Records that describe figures
#####

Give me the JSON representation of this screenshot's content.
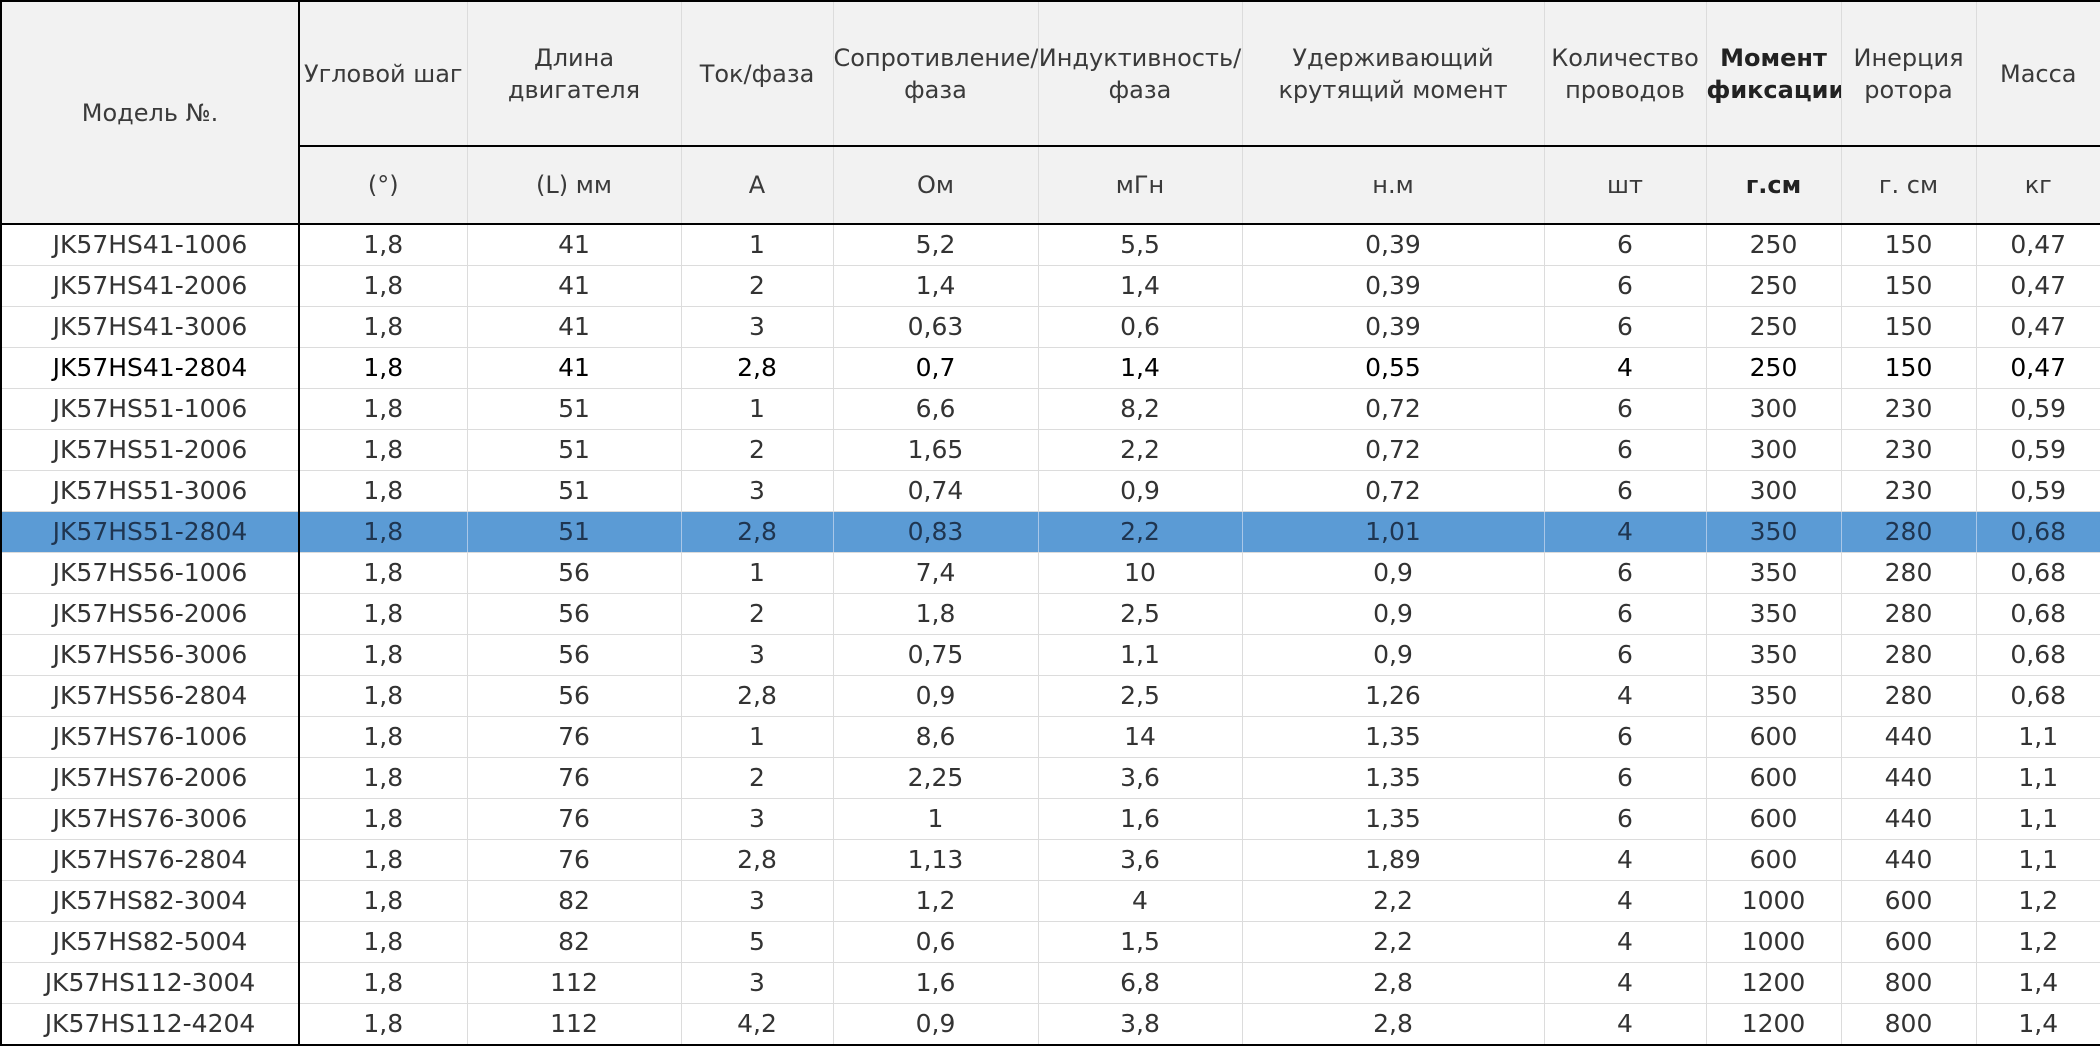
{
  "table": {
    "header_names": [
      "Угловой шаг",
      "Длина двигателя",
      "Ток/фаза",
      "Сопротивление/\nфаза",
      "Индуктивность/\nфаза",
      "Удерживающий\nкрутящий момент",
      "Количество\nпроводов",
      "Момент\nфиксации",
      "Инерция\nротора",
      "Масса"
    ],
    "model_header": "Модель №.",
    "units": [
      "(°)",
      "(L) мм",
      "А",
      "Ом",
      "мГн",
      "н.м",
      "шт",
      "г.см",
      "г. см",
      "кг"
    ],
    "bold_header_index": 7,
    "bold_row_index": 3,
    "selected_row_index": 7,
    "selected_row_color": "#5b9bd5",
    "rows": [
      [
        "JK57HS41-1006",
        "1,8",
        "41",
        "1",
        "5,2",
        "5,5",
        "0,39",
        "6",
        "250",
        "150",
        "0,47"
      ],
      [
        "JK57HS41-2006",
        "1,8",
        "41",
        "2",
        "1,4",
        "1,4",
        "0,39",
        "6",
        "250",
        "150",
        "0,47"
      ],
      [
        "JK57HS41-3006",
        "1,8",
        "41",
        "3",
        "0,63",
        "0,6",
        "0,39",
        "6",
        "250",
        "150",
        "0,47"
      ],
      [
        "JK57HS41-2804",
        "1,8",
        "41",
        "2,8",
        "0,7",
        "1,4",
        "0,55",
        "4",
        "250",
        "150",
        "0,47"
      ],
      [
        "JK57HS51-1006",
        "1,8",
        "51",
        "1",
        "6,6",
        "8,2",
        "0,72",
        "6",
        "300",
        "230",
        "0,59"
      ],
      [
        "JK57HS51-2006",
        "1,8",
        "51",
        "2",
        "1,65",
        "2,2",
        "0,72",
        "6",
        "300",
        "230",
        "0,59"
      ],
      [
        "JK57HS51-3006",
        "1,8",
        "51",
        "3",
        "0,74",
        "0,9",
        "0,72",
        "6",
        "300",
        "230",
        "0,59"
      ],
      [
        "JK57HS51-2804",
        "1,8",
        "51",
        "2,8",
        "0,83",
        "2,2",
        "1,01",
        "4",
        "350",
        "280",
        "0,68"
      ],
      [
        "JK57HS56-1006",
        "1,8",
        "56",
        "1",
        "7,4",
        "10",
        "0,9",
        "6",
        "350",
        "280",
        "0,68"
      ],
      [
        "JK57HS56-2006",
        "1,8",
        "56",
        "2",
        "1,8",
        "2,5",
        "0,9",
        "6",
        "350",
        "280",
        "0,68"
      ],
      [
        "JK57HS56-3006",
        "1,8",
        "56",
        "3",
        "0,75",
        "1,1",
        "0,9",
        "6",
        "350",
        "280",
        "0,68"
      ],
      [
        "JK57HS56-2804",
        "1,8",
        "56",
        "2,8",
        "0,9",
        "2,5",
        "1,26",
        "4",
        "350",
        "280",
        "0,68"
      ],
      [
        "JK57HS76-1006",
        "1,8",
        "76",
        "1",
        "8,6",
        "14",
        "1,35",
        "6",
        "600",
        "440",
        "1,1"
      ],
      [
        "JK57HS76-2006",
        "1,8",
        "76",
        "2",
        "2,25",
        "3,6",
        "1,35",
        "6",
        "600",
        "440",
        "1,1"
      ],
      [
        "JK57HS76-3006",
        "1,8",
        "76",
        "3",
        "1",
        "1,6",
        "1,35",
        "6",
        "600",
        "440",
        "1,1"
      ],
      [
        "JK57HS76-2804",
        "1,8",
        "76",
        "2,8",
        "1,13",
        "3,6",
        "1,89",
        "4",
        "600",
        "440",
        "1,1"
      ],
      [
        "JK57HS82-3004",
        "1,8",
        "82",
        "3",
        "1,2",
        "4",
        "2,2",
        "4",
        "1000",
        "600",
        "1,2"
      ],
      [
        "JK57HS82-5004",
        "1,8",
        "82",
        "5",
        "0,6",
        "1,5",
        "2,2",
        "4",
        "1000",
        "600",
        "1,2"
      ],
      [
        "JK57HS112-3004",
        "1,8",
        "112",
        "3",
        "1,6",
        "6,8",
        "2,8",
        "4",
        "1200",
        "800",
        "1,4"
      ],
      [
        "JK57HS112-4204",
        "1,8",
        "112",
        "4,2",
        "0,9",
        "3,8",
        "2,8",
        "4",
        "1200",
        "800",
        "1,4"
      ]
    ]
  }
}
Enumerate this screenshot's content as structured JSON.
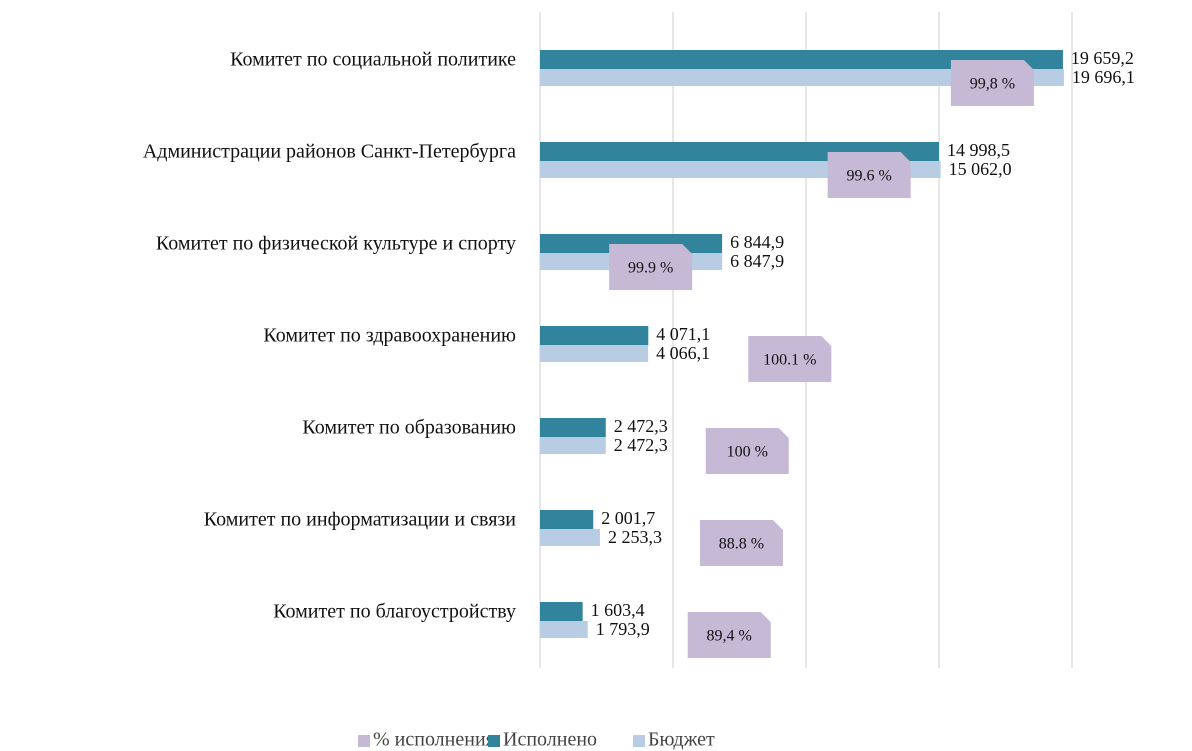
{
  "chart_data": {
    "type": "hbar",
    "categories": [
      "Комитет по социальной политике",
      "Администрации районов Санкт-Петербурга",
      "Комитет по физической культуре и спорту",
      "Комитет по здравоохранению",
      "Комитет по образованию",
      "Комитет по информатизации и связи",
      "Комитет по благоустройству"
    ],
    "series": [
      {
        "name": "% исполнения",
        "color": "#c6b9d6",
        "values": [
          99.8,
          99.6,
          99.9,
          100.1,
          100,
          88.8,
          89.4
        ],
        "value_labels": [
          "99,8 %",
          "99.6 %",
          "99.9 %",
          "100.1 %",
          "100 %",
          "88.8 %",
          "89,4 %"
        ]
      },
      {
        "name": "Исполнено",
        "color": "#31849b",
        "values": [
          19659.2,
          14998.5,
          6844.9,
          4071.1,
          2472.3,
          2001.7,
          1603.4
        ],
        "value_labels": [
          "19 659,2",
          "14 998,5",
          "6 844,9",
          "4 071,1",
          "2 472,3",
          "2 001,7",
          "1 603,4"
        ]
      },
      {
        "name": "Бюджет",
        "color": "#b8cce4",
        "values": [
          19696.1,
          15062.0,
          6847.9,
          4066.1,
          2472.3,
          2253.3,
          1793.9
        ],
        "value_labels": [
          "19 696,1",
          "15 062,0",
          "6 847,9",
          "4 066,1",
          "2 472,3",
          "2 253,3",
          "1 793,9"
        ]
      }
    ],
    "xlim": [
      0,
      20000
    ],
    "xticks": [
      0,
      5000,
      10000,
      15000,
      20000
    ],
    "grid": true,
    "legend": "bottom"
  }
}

#####

◆ **What is required**: Quote every line of the records above exactly; no picture is to be copied.

◆ **Response below**:
Give me the JSON representation of this screenshot's content.
{
  "table": {
    "header_names": [
      "Угловой шаг",
      "Длина двигателя",
      "Ток/фаза",
      "Сопротивление/\nфаза",
      "Индуктивность/\nфаза",
      "Удерживающий\nкрутящий момент",
      "Количество\nпроводов",
      "Момент\nфиксации",
      "Инерция\nротора",
      "Масса"
    ],
    "model_header": "Модель №.",
    "units": [
      "(°)",
      "(L) мм",
      "А",
      "Ом",
      "мГн",
      "н.м",
      "шт",
      "г.см",
      "г. см",
      "кг"
    ],
    "bold_header_index": 7,
    "bold_row_index": 3,
    "selected_row_index": 7,
    "selected_row_color": "#5b9bd5",
    "rows": [
      [
        "JK57HS41-1006",
        "1,8",
        "41",
        "1",
        "5,2",
        "5,5",
        "0,39",
        "6",
        "250",
        "150",
        "0,47"
      ],
      [
        "JK57HS41-2006",
        "1,8",
        "41",
        "2",
        "1,4",
        "1,4",
        "0,39",
        "6",
        "250",
        "150",
        "0,47"
      ],
      [
        "JK57HS41-3006",
        "1,8",
        "41",
        "3",
        "0,63",
        "0,6",
        "0,39",
        "6",
        "250",
        "150",
        "0,47"
      ],
      [
        "JK57HS41-2804",
        "1,8",
        "41",
        "2,8",
        "0,7",
        "1,4",
        "0,55",
        "4",
        "250",
        "150",
        "0,47"
      ],
      [
        "JK57HS51-1006",
        "1,8",
        "51",
        "1",
        "6,6",
        "8,2",
        "0,72",
        "6",
        "300",
        "230",
        "0,59"
      ],
      [
        "JK57HS51-2006",
        "1,8",
        "51",
        "2",
        "1,65",
        "2,2",
        "0,72",
        "6",
        "300",
        "230",
        "0,59"
      ],
      [
        "JK57HS51-3006",
        "1,8",
        "51",
        "3",
        "0,74",
        "0,9",
        "0,72",
        "6",
        "300",
        "230",
        "0,59"
      ],
      [
        "JK57HS51-2804",
        "1,8",
        "51",
        "2,8",
        "0,83",
        "2,2",
        "1,01",
        "4",
        "350",
        "280",
        "0,68"
      ],
      [
        "JK57HS56-1006",
        "1,8",
        "56",
        "1",
        "7,4",
        "10",
        "0,9",
        "6",
        "350",
        "280",
        "0,68"
      ],
      [
        "JK57HS56-2006",
        "1,8",
        "56",
        "2",
        "1,8",
        "2,5",
        "0,9",
        "6",
        "350",
        "280",
        "0,68"
      ],
      [
        "JK57HS56-3006",
        "1,8",
        "56",
        "3",
        "0,75",
        "1,1",
        "0,9",
        "6",
        "350",
        "280",
        "0,68"
      ],
      [
        "JK57HS56-2804",
        "1,8",
        "56",
        "2,8",
        "0,9",
        "2,5",
        "1,26",
        "4",
        "350",
        "280",
        "0,68"
      ],
      [
        "JK57HS76-1006",
        "1,8",
        "76",
        "1",
        "8,6",
        "14",
        "1,35",
        "6",
        "600",
        "440",
        "1,1"
      ],
      [
        "JK57HS76-2006",
        "1,8",
        "76",
        "2",
        "2,25",
        "3,6",
        "1,35",
        "6",
        "600",
        "440",
        "1,1"
      ],
      [
        "JK57HS76-3006",
        "1,8",
        "76",
        "3",
        "1",
        "1,6",
        "1,35",
        "6",
        "600",
        "440",
        "1,1"
      ],
      [
        "JK57HS76-2804",
        "1,8",
        "76",
        "2,8",
        "1,13",
        "3,6",
        "1,89",
        "4",
        "600",
        "440",
        "1,1"
      ],
      [
        "JK57HS82-3004",
        "1,8",
        "82",
        "3",
        "1,2",
        "4",
        "2,2",
        "4",
        "1000",
        "600",
        "1,2"
      ],
      [
        "JK57HS82-5004",
        "1,8",
        "82",
        "5",
        "0,6",
        "1,5",
        "2,2",
        "4",
        "1000",
        "600",
        "1,2"
      ],
      [
        "JK57HS112-3004",
        "1,8",
        "112",
        "3",
        "1,6",
        "6,8",
        "2,8",
        "4",
        "1200",
        "800",
        "1,4"
      ],
      [
        "JK57HS112-4204",
        "1,8",
        "112",
        "4,2",
        "0,9",
        "3,8",
        "2,8",
        "4",
        "1200",
        "800",
        "1,4"
      ]
    ]
  }
}
Enumerate this screenshot's content as structured JSON.
{
  "chart_data": {
    "type": "hbar",
    "categories": [
      "Комитет по социальной политике",
      "Администрации районов Санкт-Петербурга",
      "Комитет по физической культуре и спорту",
      "Комитет по здравоохранению",
      "Комитет по образованию",
      "Комитет по информатизации и связи",
      "Комитет по благоустройству"
    ],
    "series": [
      {
        "name": "% исполнения",
        "color": "#c6b9d6",
        "values": [
          99.8,
          99.6,
          99.9,
          100.1,
          100,
          88.8,
          89.4
        ],
        "value_labels": [
          "99,8 %",
          "99.6 %",
          "99.9 %",
          "100.1 %",
          "100 %",
          "88.8 %",
          "89,4 %"
        ]
      },
      {
        "name": "Исполнено",
        "color": "#31849b",
        "values": [
          19659.2,
          14998.5,
          6844.9,
          4071.1,
          2472.3,
          2001.7,
          1603.4
        ],
        "value_labels": [
          "19 659,2",
          "14 998,5",
          "6 844,9",
          "4 071,1",
          "2 472,3",
          "2 001,7",
          "1 603,4"
        ]
      },
      {
        "name": "Бюджет",
        "color": "#b8cce4",
        "values": [
          19696.1,
          15062.0,
          6847.9,
          4066.1,
          2472.3,
          2253.3,
          1793.9
        ],
        "value_labels": [
          "19 696,1",
          "15 062,0",
          "6 847,9",
          "4 066,1",
          "2 472,3",
          "2 253,3",
          "1 793,9"
        ]
      }
    ],
    "xlim": [
      0,
      20000
    ],
    "xticks": [
      0,
      5000,
      10000,
      15000,
      20000
    ],
    "grid": true,
    "legend": "bottom"
  }
}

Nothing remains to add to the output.